Could the lines from the one with "What text is on this page?" through the end of the listing be restated exactly, with nothing else included?

Saved data entries:
— START —

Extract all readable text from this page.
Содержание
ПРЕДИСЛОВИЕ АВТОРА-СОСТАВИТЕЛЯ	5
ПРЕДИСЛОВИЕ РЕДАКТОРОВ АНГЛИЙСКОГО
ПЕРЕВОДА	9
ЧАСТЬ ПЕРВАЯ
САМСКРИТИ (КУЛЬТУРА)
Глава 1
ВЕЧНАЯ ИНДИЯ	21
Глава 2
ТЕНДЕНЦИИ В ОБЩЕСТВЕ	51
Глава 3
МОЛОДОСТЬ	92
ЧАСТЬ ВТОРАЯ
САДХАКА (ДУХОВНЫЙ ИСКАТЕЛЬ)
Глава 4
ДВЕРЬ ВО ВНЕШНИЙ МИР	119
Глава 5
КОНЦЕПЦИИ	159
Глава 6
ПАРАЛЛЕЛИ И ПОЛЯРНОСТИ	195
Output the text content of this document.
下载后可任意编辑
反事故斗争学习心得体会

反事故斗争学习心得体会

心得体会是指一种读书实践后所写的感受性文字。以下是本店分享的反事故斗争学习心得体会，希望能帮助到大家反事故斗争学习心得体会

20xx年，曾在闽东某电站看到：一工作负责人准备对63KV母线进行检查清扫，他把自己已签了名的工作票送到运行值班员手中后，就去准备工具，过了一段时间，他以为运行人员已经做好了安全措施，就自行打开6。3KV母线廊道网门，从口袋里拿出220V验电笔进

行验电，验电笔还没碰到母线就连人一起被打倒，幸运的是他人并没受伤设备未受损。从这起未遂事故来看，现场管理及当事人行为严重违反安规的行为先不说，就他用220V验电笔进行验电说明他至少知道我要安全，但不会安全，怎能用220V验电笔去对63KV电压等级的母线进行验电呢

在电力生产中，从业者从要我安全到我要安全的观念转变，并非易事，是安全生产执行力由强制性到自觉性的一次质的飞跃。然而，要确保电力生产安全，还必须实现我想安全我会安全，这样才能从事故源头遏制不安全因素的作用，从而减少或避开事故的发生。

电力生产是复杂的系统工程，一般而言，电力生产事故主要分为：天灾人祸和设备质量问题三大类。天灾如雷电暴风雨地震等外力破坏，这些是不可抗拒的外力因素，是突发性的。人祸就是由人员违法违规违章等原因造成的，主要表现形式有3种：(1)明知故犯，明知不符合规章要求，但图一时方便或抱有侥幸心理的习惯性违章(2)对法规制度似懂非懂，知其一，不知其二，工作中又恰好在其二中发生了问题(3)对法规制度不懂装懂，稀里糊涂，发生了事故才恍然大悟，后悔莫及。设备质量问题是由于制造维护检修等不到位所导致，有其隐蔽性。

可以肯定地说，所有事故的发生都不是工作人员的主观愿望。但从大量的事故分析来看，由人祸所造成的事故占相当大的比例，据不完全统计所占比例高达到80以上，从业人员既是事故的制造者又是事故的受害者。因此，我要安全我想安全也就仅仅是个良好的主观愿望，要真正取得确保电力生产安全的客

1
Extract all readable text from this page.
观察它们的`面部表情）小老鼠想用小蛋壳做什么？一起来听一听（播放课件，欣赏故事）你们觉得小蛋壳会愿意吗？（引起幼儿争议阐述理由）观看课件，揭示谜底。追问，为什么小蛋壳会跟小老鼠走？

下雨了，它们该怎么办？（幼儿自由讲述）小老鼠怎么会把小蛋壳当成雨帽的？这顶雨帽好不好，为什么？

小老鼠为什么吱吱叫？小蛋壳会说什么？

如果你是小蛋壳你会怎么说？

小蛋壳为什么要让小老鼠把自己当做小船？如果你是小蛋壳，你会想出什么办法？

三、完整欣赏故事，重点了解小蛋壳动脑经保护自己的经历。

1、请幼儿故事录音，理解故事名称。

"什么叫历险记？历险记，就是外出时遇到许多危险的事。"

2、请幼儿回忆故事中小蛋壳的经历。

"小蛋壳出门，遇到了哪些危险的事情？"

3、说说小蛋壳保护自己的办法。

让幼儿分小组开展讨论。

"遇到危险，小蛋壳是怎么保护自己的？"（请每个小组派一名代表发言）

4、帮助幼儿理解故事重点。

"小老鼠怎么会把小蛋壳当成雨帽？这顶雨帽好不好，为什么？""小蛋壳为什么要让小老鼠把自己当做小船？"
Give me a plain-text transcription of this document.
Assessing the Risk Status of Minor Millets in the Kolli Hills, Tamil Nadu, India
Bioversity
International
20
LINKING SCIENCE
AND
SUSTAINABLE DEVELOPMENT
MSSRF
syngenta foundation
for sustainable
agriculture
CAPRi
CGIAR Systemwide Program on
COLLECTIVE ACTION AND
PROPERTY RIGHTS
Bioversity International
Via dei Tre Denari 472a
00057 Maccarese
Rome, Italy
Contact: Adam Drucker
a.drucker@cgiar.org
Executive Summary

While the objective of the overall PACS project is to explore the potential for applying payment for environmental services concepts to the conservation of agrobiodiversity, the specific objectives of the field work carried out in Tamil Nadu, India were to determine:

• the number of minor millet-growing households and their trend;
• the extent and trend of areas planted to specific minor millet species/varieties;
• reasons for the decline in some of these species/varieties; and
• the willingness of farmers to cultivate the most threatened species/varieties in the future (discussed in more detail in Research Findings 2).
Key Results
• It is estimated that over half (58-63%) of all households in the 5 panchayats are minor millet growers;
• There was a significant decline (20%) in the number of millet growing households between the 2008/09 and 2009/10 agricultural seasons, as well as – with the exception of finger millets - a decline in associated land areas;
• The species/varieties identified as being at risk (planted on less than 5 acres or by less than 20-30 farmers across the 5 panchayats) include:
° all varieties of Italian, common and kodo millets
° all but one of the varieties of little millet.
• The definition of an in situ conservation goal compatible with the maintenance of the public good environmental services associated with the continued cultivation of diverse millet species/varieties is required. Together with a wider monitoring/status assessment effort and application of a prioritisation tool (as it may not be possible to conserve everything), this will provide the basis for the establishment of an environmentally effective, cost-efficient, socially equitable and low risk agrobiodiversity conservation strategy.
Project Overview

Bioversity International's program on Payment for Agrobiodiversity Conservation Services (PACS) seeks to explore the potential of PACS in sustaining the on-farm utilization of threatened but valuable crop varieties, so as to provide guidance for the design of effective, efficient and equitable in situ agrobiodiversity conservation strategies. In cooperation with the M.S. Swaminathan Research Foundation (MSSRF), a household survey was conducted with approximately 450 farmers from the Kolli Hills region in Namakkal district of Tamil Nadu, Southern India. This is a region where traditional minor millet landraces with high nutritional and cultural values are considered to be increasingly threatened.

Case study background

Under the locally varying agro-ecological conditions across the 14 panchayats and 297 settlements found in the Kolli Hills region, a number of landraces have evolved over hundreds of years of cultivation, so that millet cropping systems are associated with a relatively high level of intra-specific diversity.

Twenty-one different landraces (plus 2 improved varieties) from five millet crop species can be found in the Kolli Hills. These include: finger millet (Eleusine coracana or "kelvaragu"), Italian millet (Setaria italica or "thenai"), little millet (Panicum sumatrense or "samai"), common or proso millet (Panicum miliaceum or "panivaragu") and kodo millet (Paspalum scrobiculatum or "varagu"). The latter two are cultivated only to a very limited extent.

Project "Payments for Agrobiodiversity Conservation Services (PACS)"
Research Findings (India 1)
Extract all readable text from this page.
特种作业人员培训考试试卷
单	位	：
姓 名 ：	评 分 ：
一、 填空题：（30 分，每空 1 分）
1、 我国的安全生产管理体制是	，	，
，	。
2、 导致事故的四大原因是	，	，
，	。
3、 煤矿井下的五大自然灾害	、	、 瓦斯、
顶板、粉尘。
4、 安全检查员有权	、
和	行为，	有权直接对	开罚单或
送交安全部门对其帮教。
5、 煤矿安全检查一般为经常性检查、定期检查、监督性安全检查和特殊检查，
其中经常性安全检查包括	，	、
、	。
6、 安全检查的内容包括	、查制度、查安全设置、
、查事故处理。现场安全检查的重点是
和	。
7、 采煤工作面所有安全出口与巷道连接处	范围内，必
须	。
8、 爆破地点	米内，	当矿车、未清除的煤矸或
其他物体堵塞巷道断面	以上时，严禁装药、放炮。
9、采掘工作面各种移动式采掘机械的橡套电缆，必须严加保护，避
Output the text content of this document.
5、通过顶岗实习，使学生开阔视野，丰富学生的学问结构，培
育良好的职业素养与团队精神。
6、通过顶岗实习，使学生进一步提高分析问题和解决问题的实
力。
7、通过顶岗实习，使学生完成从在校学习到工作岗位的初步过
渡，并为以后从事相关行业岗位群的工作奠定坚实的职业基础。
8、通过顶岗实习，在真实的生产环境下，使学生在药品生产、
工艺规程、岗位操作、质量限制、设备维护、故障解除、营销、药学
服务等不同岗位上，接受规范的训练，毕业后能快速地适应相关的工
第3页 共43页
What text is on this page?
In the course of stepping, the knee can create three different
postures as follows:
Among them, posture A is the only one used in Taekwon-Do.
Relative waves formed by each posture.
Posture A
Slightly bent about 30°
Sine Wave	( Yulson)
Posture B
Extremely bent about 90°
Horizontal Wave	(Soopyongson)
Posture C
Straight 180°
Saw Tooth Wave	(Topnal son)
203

— END —

__EXERCISE RESPONSE__
What text is on this page?
In the course of stepping, the knee can create three different
postures as follows:
Among them, posture A is the only one used in Taekwon-Do.
Relative waves formed by each posture.
Posture A
Slightly bent about 30°
Sine Wave	( Yulson)
Posture B
Extremely bent about 90°
Horizontal Wave	(Soopyongson)
Posture C
Straight 180°
Saw Tooth Wave	(Topnal son)
203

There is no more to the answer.